====== Provided records
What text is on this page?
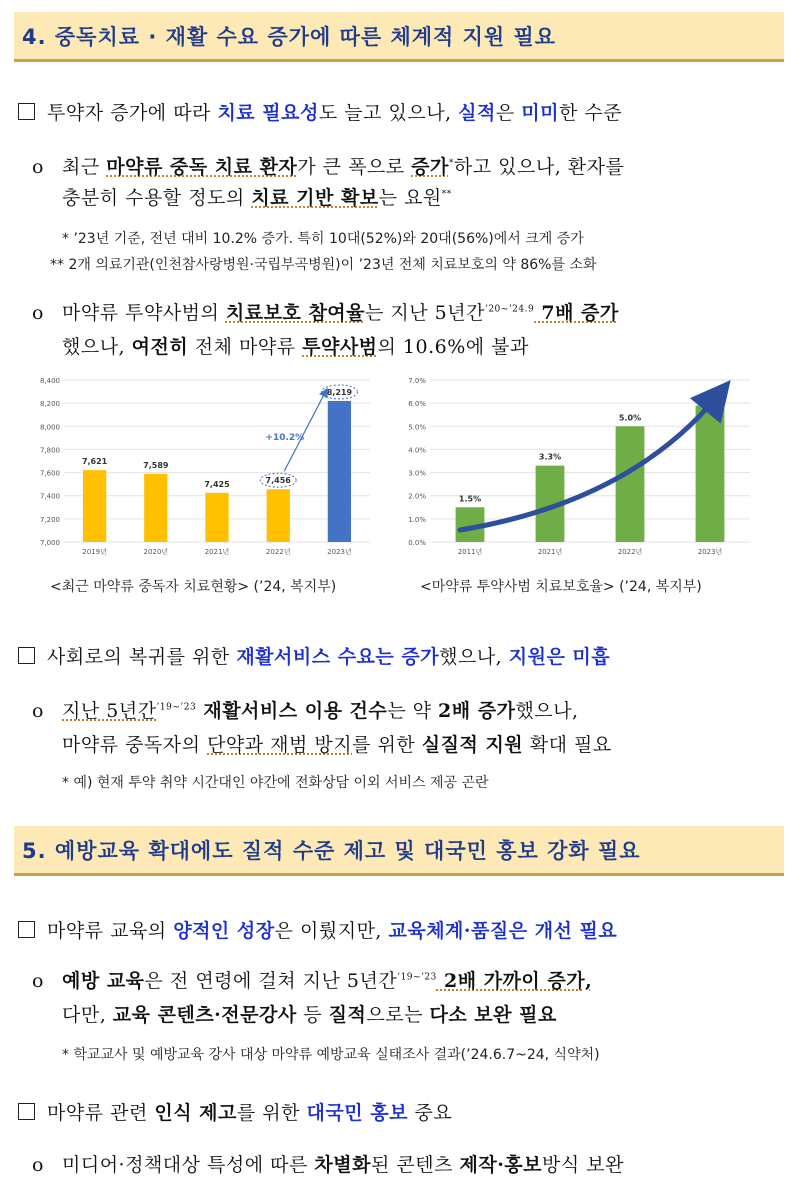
4. 중독치료 · 재활 수요 증가에 따른 체계적 지원 필요
투약자 증가에 따라 치료 필요성도 늘고 있으나, 실적은 미미한 수준
o 최근 마약류 중독 치료 환자가 큰 폭으로 증가*하고 있으나, 환자를
충분히 수용할 정도의 치료 기반 확보는 요원**
* ’23년 기준, 전년 대비 10.2% 증가. 특히 10대(52%)와 20대(56%)에서 크게 증가
** 2개 의료기관(인천참사랑병원·국립부곡병원)이 ’23년 전체 치료보호의 약 86%를 소화
o 마약류 투약사범의 치료보호 참여율는 지난 5년간$^{’20\sim’24.9}$ 7배 증가
했으나, 여전히 전체 마약류 투약사범의 10.6%에 불과
7,000
7,200
7,400
7,600
7,800
8,000
8,200
8,400
7,621
2019년
7,589
2020년
7,425
2021년
7,456
2022년
8,219
2023년
+10.2%
0.0%
1.0%
2.0%
3.0%
4.0%
5.0%
6.0%
7.0%
1.5%
2011년
3.3%
2021년
5.0%
2022년
5.9%
2023년
<최근 마약류 중독자 치료현황> (’24, 복지부)	<마약류 투약사범 치료보호율> (’24, 복지부)
사회로의 복귀를 위한 재활서비스 수요는 증가했으나, 지원은 미흡
o 지난 5년간$^{’19\sim’23}$ 재활서비스 이용 건수는 약 2배 증가했으나,
마약류 중독자의 단약과 재범 방지를 위한 실질적 지원 확대 필요
* 예) 현재 투약 취약 시간대인 야간에 전화상담 이외 서비스 제공 곤란
5. 예방교육 확대에도 질적 수준 제고 및 대국민 홍보 강화 필요
마약류 교육의 양적인 성장은 이뤘지만, 교육체계·품질은 개선 필요
o 예방 교육은 전 연령에 걸쳐 지난 5년간$^{’19\sim’23}$ 2배 가까이 증가,
다만, 교육 콘텐츠·전문강사 등 질적으로는 다소 보완 필요
* 학교교사 및 예방교육 강사 대상 마약류 예방교육 실태조사 결과(’24.6.7~24, 식약처)
마약류 관련 인식 제고를 위한 대국민 홍보 중요
o 미디어·정책대상 특성에 따른 차별화된 콘텐츠 제작·홍보방식 보완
============
[Prompt] Reproduce the listing above exactly, excluding all pictures.

[Exercise answer]
What text is on this page?
4. 중독치료 · 재활 수요 증가에 따른 체계적 지원 필요
투약자 증가에 따라 치료 필요성도 늘고 있으나, 실적은 미미한 수준
o 최근 마약류 중독 치료 환자가 큰 폭으로 증가*하고 있으나, 환자를
충분히 수용할 정도의 치료 기반 확보는 요원**
* ’23년 기준, 전년 대비 10.2% 증가. 특히 10대(52%)와 20대(56%)에서 크게 증가
** 2개 의료기관(인천참사랑병원·국립부곡병원)이 ’23년 전체 치료보호의 약 86%를 소화
o 마약류 투약사범의 치료보호 참여율는 지난 5년간$^{’20\sim’24.9}$ 7배 증가
했으나, 여전히 전체 마약류 투약사범의 10.6%에 불과
7,000
7,200
7,400
7,600
7,800
8,000
8,200
8,400
7,621
2019년
7,589
2020년
7,425
2021년
7,456
2022년
8,219
2023년
+10.2%
0.0%
1.0%
2.0%
3.0%
4.0%
5.0%
6.0%
7.0%
1.5%
2011년
3.3%
2021년
5.0%
2022년
5.9%
2023년
<최근 마약류 중독자 치료현황> (’24, 복지부)	<마약류 투약사범 치료보호율> (’24, 복지부)
사회로의 복귀를 위한 재활서비스 수요는 증가했으나, 지원은 미흡
o 지난 5년간$^{’19\sim’23}$ 재활서비스 이용 건수는 약 2배 증가했으나,
마약류 중독자의 단약과 재범 방지를 위한 실질적 지원 확대 필요
* 예) 현재 투약 취약 시간대인 야간에 전화상담 이외 서비스 제공 곤란
5. 예방교육 확대에도 질적 수준 제고 및 대국민 홍보 강화 필요
마약류 교육의 양적인 성장은 이뤘지만, 교육체계·품질은 개선 필요
o 예방 교육은 전 연령에 걸쳐 지난 5년간$^{’19\sim’23}$ 2배 가까이 증가,
다만, 교육 콘텐츠·전문강사 등 질적으로는 다소 보완 필요
* 학교교사 및 예방교육 강사 대상 마약류 예방교육 실태조사 결과(’24.6.7~24, 식약처)
마약류 관련 인식 제고를 위한 대국민 홍보 중요
o 미디어·정책대상 특성에 따른 차별화된 콘텐츠 제작·홍보방식 보완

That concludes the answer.